• [Request]:
Transcribe the records in full, keeping every character as it is.
..........
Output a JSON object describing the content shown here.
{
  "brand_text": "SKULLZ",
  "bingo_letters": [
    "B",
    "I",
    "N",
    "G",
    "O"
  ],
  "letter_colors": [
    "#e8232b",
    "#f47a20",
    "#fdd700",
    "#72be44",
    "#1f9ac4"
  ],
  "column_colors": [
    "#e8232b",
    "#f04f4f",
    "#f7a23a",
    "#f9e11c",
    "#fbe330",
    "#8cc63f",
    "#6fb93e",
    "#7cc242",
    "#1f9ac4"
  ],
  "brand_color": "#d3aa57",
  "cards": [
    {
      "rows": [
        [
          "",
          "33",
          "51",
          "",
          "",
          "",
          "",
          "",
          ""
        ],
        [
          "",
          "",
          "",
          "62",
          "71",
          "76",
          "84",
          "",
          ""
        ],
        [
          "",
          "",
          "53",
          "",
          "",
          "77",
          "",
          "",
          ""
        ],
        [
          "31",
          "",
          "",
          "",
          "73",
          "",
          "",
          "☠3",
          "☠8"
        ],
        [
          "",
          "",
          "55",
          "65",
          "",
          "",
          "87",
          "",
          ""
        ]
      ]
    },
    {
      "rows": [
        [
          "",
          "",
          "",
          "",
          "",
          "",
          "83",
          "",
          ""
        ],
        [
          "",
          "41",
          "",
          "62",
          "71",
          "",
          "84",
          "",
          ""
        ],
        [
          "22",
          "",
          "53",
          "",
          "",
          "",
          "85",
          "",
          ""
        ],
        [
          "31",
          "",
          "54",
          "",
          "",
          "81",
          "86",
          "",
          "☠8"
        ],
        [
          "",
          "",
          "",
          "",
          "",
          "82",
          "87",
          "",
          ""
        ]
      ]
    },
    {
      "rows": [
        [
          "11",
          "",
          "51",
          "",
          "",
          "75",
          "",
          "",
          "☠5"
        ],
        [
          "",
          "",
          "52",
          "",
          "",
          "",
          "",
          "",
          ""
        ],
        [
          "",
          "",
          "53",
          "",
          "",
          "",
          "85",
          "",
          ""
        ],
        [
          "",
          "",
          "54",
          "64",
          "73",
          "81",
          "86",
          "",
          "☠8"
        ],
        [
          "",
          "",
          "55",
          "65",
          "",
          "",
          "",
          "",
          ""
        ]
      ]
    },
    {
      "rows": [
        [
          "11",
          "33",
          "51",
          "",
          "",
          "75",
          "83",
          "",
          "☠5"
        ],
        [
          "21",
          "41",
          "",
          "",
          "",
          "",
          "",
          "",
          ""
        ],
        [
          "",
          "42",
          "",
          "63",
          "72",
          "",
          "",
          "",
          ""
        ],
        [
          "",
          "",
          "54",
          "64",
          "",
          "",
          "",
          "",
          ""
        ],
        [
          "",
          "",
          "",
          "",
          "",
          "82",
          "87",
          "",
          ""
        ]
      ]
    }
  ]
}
..........
• [Response]:
Output a JSON object describing the content shown here.
{
  "brand_text": "SKULLZ",
  "bingo_letters": [
    "B",
    "I",
    "N",
    "G",
    "O"
  ],
  "letter_colors": [
    "#e8232b",
    "#f47a20",
    "#fdd700",
    "#72be44",
    "#1f9ac4"
  ],
  "column_colors": [
    "#e8232b",
    "#f04f4f",
    "#f7a23a",
    "#f9e11c",
    "#fbe330",
    "#8cc63f",
    "#6fb93e",
    "#7cc242",
    "#1f9ac4"
  ],
  "brand_color": "#d3aa57",
  "cards": [
    {
      "rows": [
        [
          "",
          "33",
          "51",
          "",
          "",
          "",
          "",
          "",
          ""
        ],
        [
          "",
          "",
          "",
          "62",
          "71",
          "76",
          "84",
          "",
          ""
        ],
        [
          "",
          "",
          "53",
          "",
          "",
          "77",
          "",
          "",
          ""
        ],
        [
          "31",
          "",
          "",
          "",
          "73",
          "",
          "",
          "☠3",
          "☠8"
        ],
        [
          "",
          "",
          "55",
          "65",
          "",
          "",
          "87",
          "",
          ""
        ]
      ]
    },
    {
      "rows": [
        [
          "",
          "",
          "",
          "",
          "",
          "",
          "83",
          "",
          ""
        ],
        [
          "",
          "41",
          "",
          "62",
          "71",
          "",
          "84",
          "",
          ""
        ],
        [
          "22",
          "",
          "53",
          "",
          "",
          "",
          "85",
          "",
          ""
        ],
        [
          "31",
          "",
          "54",
          "",
          "",
          "81",
          "86",
          "",
          "☠8"
        ],
        [
          "",
          "",
          "",
          "",
          "",
          "82",
          "87",
          "",
          ""
        ]
      ]
    },
    {
      "rows": [
        [
          "11",
          "",
          "51",
          "",
          "",
          "75",
          "",
          "",
          "☠5"
        ],
        [
          "",
          "",
          "52",
          "",
          "",
          "",
          "",
          "",
          ""
        ],
        [
          "",
          "",
          "53",
          "",
          "",
          "",
          "85",
          "",
          ""
        ],
        [
          "",
          "",
          "54",
          "64",
          "73",
          "81",
          "86",
          "",
          "☠8"
        ],
        [
          "",
          "",
          "55",
          "65",
          "",
          "",
          "",
          "",
          ""
        ]
      ]
    },
    {
      "rows": [
        [
          "11",
          "33",
          "51",
          "",
          "",
          "75",
          "83",
          "",
          "☠5"
        ],
        [
          "21",
          "41",
          "",
          "",
          "",
          "",
          "",
          "",
          ""
        ],
        [
          "",
          "42",
          "",
          "63",
          "72",
          "",
          "",
          "",
          ""
        ],
        [
          "",
          "",
          "54",
          "64",
          "",
          "",
          "",
          "",
          ""
        ],
        [
          "",
          "",
          "",
          "",
          "",
          "82",
          "87",
          "",
          ""
        ]
      ]
    }
  ]
}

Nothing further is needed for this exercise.